Data records
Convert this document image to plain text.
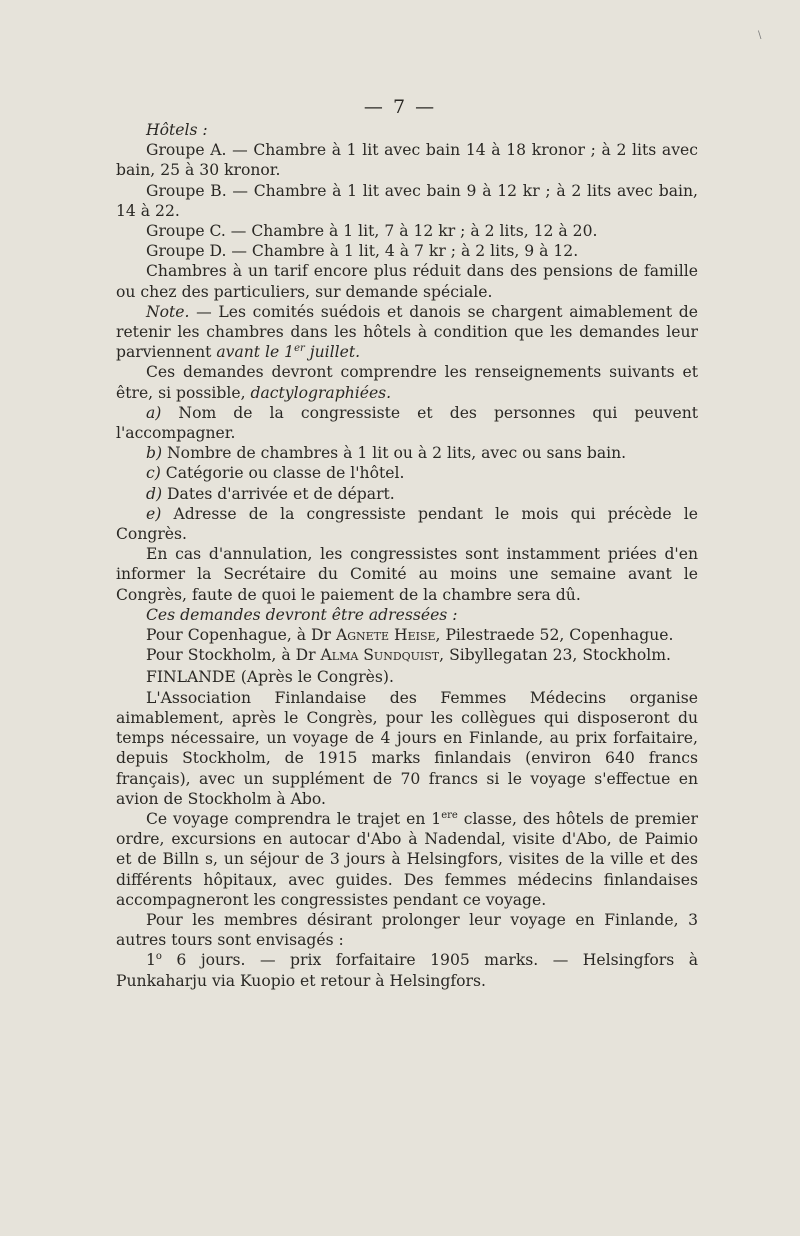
\
— 7 —

Hôtels :

Groupe A. — Chambre à 1 lit avec bain 14 à 18 kronor ; à 2 lits avec bain, 25 à 30 kronor.

Groupe B. — Chambre à 1 lit avec bain 9 à 12 kr ; à 2 lits avec bain, 14 à 22.

Groupe C. — Chambre à 1 lit, 7 à 12 kr ; à 2 lits, 12 à 20.

Groupe D. — Chambre à 1 lit, 4 à 7 kr ; à 2 lits, 9 à 12.

Chambres à un tarif encore plus réduit dans des pensions de famille ou chez des particuliers, sur demande spéciale.

Note. — Les comités suédois et danois se chargent aimablement de retenir les chambres dans les hôtels à condition que les demandes leur parviennent avant le 1er juillet.

Ces demandes devront comprendre les renseignements suivants et être, si possible, dactylographiées.

a) Nom de la congressiste et des personnes qui peuvent l'accompagner.

b) Nombre de chambres à 1 lit ou à 2 lits, avec ou sans bain.

c) Catégorie ou classe de l'hôtel.

d) Dates d'arrivée et de départ.

e) Adresse de la congressiste pendant le mois qui précède le Congrès.

En cas d'annulation, les congressistes sont instamment priées d'en informer la Secrétaire du Comité au moins une semaine avant le Congrès, faute de quoi le paiement de la chambre sera dû.

Ces demandes devront être adressées :

Pour Copenhague, à Dr Agnete Heise, Pilestraede 52, Copenhague.

Pour Stockholm, à Dr Alma Sundquist, Sibyllegatan 23, Stockholm.

FINLANDE (Après le Congrès).

L'Association Finlandaise des Femmes Médecins organise aimablement, après le Congrès, pour les collègues qui disposeront du temps nécessaire, un voyage de 4 jours en Finlande, au prix forfaitaire, depuis Stockholm, de 1915 marks finlandais (environ 640 francs français), avec un supplément de 70 francs si le voyage s'effectue en avion de Stockholm à Abo.

Ce voyage comprendra le trajet en 1ere classe, des hôtels de premier ordre, excursions en autocar d'Abo à Nadendal, visite d'Abo, de Paimio et de Billn s, un séjour de 3 jours à Helsingfors, visites de la ville et des différents hôpitaux, avec guides. Des femmes médecins finlandaises accompagneront les congressistes pendant ce voyage.

Pour les membres désirant prolonger leur voyage en Finlande, 3 autres tours sont envisagés :

1$^o$ 6 jours. — prix forfaitaire 1905 marks. — Helsingfors à Punkaharju via Kuopio et retour à Helsingfors.
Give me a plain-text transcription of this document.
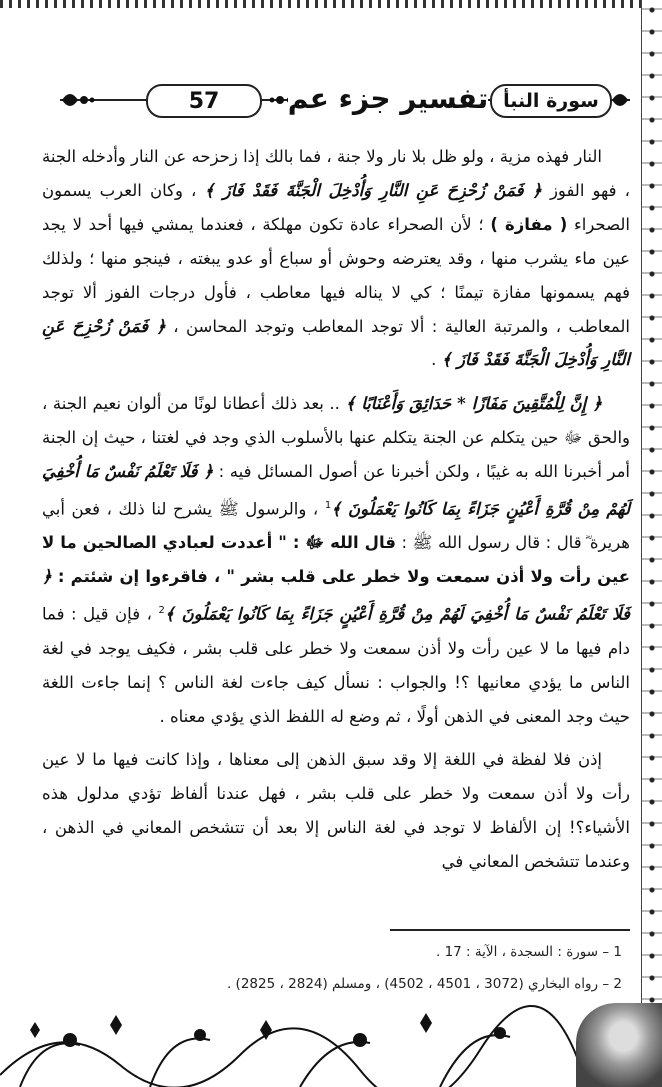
سورة النبأ
تفسير جزء عم
57

النار فهذه مزية ، ولو ظل بلا نار ولا جنة ، فما بالك إذا زحزحه عن النار وأدخله الجنة ، فهو الفوز ﴿ فَمَنْ زُحْزِحَ عَنِ النَّارِ وَأُدْخِلَ الْجَنَّةَ فَقَدْ فَازَ ﴾ ، وكان العرب يسمون الصحراء ( مفازة ) ؛ لأن الصحراء عادة تكون مهلكة ، فعندما يمشي فيها أحد لا يجد عين ماء يشرب منها ، وقد يعترضه وحوش أو سباع أو عدو يبغته ، فينجو منها ؛ ولذلك فهم يسمونها مفازة تيمنًا ؛ كي لا يناله فيها معاطب ، فأول درجات الفوز ألا توجد المعاطب ، والمرتبة العالية : ألا توجد المعاطب وتوجد المحاسن ، ﴿ فَمَنْ زُحْزِحَ عَنِ النَّارِ وَأُدْخِلَ الْجَنَّةَ فَقَدْ فَازَ ﴾ .

﴿ إِنَّ لِلْمُتَّقِينَ مَفَازًا * حَدَائِقَ وَأَعْنَابًا ﴾ .. بعد ذلك أعطانا لونًا من ألوان نعيم الجنة ، والحق ﷻ حين يتكلم عن الجنة يتكلم عنها بالأسلوب الذي وجد في لغتنا ، حيث إن الجنة أمر أخبرنا الله به غيبًا ، ولكن أخبرنا عن أصول المسائل فيه : ﴿ فَلَا تَعْلَمُ نَفْسٌ مَا أُخْفِيَ لَهُمْ مِنْ قُرَّةِ أَعْيُنٍ جَزَاءً بِمَا كَانُوا يَعْمَلُونَ ﴾$^1$ ، والرسول ﷺ يشرح لنا ذلك ، فعن أبي هريرة ؓ قال : قال رسول الله ﷺ : قال الله ﷻ : " أعددت لعبادي الصالحين ما لا عين رأت ولا أذن سمعت ولا خطر على قلب بشر " ، فاقرءوا إن شئتم : ﴿ فَلَا تَعْلَمُ نَفْسٌ مَا أُخْفِيَ لَهُمْ مِنْ قُرَّةِ أَعْيُنٍ جَزَاءً بِمَا كَانُوا يَعْمَلُونَ ﴾$^2$ ، فإن قيل : فما دام فيها ما لا عين رأت ولا أذن سمعت ولا خطر على قلب بشر ، فكيف يوجد في لغة الناس ما يؤدي معانيها ؟! والجواب : نسأل كيف جاءت لغة الناس ؟ إنما جاءت اللغة حيث وجد المعنى في الذهن أولًا ، ثم وضع له اللفظ الذي يؤدي معناه .

إذن فلا لفظة في اللغة إلا وقد سبق الذهن إلى معناها ، وإذا كانت فيها ما لا عين رأت ولا أذن سمعت ولا خطر على قلب بشر ، فهل عندنا ألفاظ تؤدي مدلول هذه الأشياء؟! إن الألفاظ لا توجد في لغة الناس إلا بعد أن تتشخص المعاني في الذهن ، وعندما تتشخص المعاني في

1 – سورة : السجدة ، الآية : 17 .
2 – رواه البخاري (3072 ، 4501 ، 4502) ، ومسلم (2824 ، 2825) .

- _Written request_:
Of the lines in this data, how many contain "plain"? Reply with only the number.

- _Expected answer_:
2